**ASSIGNED TASK A**
In the resilience article below, why does the shift to virtual work during the COVID-19 crisis actually work? Answer in one to three sentences.
**ASSIGNED TASK B**
Pick up the resilience article below after its last sentence and continue it.

**PROVIDED TEXT**
--- START ---

Sustaining with Resilience

The coronavirus crisis has shaken us to the core in recent months. People and organizations respond to this with different levels of resilience. Here you will learn why it is a good idea to strengthen your own resilience, particularly in this time of crisis.

July 23, 2020

by Maren Borggräfe

The lockdown, and the phase we are now in, have been and remain a genuine challenge to people and organizations alike. In many areas, the coronavirus crisis has been like a magnifying glass, revealing the aspects that are urgently in need of improvement or making up for lost time. If we interpret this finding positively, for all its adversities, the crisis offers us an opportunity to develop our resilience further, so we can deal even more effectively with unforeseen upheavals in the future. This is true of both individual and organizational resilience.

 

Organizational resilience

The COVID-19 crisis, with its constraints on contact, is a surprising and trailblazing driver of digitalization. It is also simple, as it has suddenly become necessary to make greater use of virtual encounters and business models. And lo and behold: It actually works, because everyone has joined forces in a search for solutions and in a shared willingness to throw dead-end processes overboard without much hesitation, or to tailor these for virtual work.

--- END ---

**DATA EXTRACTS**

--- START ---

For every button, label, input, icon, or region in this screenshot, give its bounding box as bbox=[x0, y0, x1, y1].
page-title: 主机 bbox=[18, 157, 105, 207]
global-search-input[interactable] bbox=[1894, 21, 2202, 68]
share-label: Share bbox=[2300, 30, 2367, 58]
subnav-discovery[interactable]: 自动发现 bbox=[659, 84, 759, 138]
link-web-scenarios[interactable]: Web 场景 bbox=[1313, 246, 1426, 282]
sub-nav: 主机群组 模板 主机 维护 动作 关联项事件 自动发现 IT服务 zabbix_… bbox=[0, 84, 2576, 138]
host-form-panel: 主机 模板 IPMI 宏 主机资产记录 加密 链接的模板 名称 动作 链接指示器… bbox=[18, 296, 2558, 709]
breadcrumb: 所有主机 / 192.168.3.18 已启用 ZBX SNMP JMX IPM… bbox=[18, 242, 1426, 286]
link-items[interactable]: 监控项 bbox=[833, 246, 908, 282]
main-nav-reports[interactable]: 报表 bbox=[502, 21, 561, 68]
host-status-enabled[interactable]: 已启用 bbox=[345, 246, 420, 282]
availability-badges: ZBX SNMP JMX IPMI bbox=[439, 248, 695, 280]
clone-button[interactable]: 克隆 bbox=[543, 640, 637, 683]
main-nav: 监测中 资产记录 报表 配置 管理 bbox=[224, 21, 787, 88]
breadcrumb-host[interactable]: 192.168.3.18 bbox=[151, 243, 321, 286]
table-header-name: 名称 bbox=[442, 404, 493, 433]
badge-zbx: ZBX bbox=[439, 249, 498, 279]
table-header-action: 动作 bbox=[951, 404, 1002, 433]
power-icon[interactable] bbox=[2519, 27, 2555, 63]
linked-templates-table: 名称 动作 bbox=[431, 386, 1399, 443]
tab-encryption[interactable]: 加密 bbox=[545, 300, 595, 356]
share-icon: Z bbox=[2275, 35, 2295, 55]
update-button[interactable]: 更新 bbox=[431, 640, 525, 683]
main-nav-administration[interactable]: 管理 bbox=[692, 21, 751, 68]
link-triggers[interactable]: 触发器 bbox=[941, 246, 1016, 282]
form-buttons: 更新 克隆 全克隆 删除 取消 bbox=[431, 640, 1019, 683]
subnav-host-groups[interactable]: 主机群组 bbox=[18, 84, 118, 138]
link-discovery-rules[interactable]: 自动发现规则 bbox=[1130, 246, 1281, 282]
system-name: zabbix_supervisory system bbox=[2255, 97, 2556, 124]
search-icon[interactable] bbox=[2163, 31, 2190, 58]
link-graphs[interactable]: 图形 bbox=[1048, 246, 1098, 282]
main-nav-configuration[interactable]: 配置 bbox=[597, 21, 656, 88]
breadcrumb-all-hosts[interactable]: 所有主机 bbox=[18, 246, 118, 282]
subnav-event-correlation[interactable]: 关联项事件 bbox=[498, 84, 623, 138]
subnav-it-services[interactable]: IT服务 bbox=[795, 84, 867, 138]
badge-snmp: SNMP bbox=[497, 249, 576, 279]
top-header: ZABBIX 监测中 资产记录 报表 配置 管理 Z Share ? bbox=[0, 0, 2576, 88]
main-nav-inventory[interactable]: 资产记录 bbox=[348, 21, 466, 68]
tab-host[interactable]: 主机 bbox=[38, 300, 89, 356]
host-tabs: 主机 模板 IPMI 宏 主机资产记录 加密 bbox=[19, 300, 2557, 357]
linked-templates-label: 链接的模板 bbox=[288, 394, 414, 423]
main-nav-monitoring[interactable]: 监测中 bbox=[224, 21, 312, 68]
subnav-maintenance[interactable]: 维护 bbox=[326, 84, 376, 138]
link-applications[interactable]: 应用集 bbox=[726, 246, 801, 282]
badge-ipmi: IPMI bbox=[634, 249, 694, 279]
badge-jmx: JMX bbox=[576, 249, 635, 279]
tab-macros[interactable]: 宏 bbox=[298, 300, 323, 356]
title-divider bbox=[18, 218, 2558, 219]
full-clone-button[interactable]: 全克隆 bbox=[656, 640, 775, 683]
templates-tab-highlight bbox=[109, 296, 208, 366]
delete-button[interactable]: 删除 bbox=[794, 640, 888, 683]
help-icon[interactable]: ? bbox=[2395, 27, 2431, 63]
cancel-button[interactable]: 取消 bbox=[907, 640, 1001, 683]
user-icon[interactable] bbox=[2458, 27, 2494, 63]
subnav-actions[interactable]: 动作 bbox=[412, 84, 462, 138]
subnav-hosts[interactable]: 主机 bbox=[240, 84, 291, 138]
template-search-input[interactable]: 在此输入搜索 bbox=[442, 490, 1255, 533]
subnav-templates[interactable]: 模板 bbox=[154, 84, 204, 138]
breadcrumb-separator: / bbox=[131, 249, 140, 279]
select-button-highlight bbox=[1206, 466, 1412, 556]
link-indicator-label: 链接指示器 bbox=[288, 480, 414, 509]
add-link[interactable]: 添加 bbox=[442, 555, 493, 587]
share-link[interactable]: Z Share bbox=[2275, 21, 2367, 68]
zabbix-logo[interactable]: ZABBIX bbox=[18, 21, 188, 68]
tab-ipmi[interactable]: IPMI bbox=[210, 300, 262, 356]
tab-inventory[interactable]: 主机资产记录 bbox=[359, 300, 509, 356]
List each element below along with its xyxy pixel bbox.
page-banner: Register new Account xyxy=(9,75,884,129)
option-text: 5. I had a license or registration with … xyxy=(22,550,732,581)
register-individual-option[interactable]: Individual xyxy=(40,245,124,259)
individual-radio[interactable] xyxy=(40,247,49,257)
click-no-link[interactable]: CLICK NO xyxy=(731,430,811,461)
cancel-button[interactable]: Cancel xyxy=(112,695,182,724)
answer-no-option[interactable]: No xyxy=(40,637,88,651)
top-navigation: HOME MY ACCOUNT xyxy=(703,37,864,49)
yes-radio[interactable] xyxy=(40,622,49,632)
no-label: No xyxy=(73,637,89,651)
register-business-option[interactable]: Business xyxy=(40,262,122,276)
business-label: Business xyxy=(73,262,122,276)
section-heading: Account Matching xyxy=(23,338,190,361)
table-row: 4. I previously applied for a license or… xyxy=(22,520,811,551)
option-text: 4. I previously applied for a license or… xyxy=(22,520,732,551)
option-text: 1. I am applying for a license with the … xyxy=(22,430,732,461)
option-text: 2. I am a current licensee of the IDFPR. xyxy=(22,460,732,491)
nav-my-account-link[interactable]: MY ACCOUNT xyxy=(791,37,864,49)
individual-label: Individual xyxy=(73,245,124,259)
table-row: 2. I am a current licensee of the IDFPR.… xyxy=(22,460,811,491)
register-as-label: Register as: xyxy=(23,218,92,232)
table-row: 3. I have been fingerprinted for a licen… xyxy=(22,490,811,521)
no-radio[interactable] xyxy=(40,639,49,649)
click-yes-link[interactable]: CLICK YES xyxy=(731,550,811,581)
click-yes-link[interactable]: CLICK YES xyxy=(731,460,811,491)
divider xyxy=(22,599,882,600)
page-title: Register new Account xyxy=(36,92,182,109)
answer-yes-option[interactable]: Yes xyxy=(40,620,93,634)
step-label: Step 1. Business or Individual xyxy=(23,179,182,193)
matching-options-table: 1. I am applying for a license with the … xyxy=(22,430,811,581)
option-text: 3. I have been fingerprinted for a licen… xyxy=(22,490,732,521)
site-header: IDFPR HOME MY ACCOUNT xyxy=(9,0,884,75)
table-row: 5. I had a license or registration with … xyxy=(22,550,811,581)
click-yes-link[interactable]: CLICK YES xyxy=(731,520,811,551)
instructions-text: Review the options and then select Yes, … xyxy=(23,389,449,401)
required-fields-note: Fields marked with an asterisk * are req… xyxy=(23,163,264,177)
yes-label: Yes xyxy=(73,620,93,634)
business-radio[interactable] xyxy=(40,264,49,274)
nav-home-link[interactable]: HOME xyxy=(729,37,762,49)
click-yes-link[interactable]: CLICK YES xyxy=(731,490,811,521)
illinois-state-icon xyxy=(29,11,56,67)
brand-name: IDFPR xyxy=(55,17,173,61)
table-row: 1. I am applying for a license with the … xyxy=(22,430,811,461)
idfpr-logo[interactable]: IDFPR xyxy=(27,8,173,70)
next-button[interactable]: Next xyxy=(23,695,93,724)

--- END ---

**EXPECTED OUTPUT A**
It works because everyone has joined forces to search for solutions. People have also been willing to drop dead-end processes without much hesitation or to adapt them for virtual work.

**EXPECTED OUTPUT B**
This creates a much deeper awareness that virtual collaboration, in an uncertain environment with constantly changing conditions, also calls for a different form of interaction and communication. Suddenly, the focus is also on the availability of knowledge and structural resources. All these points offer opportunities for developing organizational resilience, which forms the basis for weathering a crisis like the current one reasonably intact.

Research identifies a variety of factors for organizational resilience. Individual topics are also laid out in the ISO standard* on organizational resilience that was published in 2017. From our point of view, these are the ten most important pillars of resilient organizations:

Factors of Organizational Resilience_en

The structural transformation will accelerate massively as a result of the crisis – and this makes the present precisely the right time to invest in strengthening your own resilience. In doing so, the focus should deliberately rest on evaluating developmental levels within the various topics. Focusing on three or, at the most, five factors will prevent overload of a system already strained by the crisis.

Resilience only available in a twin pack

Organizations are only as strong as their members. Conversely, even resilient people can only reach their full impact in an environment that fosters resilience.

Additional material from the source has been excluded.